## [Exercise description]
Exactly as they appear, copy the lines of the listing from the one containing "Output a JSON" through the final line, both included, and nothing else.

## [Items]

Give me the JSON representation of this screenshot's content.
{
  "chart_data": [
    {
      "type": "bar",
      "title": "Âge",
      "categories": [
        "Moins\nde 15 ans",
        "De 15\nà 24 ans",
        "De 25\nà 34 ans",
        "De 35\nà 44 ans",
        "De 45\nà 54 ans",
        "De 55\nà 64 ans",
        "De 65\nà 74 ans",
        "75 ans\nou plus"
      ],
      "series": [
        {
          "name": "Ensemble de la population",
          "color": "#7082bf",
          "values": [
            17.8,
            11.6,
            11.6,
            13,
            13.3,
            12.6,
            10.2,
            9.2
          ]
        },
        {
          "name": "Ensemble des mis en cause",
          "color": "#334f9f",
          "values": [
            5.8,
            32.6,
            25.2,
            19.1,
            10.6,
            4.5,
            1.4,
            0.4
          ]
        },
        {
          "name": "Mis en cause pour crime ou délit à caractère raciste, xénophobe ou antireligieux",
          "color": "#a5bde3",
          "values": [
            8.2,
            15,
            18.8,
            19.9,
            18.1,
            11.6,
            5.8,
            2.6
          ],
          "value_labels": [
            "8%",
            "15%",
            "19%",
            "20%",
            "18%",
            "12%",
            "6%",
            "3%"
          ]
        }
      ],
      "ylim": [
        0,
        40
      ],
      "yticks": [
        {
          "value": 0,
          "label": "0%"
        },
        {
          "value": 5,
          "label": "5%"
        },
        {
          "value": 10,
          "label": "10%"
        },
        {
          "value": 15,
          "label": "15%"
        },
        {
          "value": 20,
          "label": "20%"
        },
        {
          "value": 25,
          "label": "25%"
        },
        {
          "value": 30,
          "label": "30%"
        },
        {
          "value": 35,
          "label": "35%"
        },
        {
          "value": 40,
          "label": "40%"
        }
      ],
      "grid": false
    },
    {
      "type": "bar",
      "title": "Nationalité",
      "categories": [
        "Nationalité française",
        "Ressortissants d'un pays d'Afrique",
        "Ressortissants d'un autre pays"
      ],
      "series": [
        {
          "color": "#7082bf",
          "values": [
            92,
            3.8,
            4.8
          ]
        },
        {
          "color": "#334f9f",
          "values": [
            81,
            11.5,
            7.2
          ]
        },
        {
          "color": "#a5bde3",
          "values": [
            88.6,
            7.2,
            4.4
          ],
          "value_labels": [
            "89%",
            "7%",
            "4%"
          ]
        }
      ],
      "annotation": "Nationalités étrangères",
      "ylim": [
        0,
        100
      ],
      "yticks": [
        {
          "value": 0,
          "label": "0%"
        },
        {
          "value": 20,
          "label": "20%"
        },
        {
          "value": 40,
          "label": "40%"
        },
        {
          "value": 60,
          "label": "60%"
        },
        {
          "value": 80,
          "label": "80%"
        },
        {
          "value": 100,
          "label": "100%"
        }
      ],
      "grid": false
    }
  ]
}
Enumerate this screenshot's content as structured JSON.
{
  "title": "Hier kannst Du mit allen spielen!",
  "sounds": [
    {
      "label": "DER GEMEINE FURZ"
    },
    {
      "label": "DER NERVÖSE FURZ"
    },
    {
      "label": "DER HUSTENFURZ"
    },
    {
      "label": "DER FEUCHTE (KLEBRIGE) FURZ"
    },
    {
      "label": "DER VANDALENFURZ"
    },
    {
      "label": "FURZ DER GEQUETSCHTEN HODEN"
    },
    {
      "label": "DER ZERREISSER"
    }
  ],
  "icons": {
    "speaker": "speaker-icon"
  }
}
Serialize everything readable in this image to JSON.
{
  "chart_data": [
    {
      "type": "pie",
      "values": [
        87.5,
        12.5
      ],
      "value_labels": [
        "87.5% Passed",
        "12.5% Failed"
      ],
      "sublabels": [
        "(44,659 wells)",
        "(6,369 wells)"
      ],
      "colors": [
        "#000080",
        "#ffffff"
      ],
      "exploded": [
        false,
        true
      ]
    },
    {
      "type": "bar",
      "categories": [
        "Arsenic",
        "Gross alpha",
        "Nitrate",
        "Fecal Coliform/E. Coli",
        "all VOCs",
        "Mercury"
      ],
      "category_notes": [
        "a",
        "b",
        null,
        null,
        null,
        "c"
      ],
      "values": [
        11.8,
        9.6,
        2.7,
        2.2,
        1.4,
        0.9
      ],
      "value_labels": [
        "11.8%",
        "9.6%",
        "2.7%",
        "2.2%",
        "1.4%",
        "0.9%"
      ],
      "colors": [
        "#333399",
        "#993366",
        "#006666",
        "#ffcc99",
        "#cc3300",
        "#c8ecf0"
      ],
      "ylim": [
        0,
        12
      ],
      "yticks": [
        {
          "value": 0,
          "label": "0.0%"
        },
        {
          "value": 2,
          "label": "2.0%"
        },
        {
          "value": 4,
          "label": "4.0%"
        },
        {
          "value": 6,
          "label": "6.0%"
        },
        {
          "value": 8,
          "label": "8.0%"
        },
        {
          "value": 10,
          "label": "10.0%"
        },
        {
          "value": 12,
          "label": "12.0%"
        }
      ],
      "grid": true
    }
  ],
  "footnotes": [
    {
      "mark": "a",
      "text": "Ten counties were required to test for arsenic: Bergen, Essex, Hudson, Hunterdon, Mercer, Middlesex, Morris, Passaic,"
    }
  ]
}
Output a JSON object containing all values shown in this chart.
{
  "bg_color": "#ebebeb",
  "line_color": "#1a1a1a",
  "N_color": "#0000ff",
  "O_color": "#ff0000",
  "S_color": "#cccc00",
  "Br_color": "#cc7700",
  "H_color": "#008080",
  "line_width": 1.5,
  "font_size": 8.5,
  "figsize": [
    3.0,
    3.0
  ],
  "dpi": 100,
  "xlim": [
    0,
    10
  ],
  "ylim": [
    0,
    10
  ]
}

## [Expected answer]
Output a JSON object containing all values shown in this chart.
{
  "bg_color": "#ebebeb",
  "line_color": "#1a1a1a",
  "N_color": "#0000ff",
  "O_color": "#ff0000",
  "S_color": "#cccc00",
  "Br_color": "#cc7700",
  "H_color": "#008080",
  "line_width": 1.5,
  "font_size": 8.5,
  "figsize": [
    3.0,
    3.0
  ],
  "dpi": 100,
  "xlim": [
    0,
    10
  ],
  "ylim": [
    0,
    10
  ]
}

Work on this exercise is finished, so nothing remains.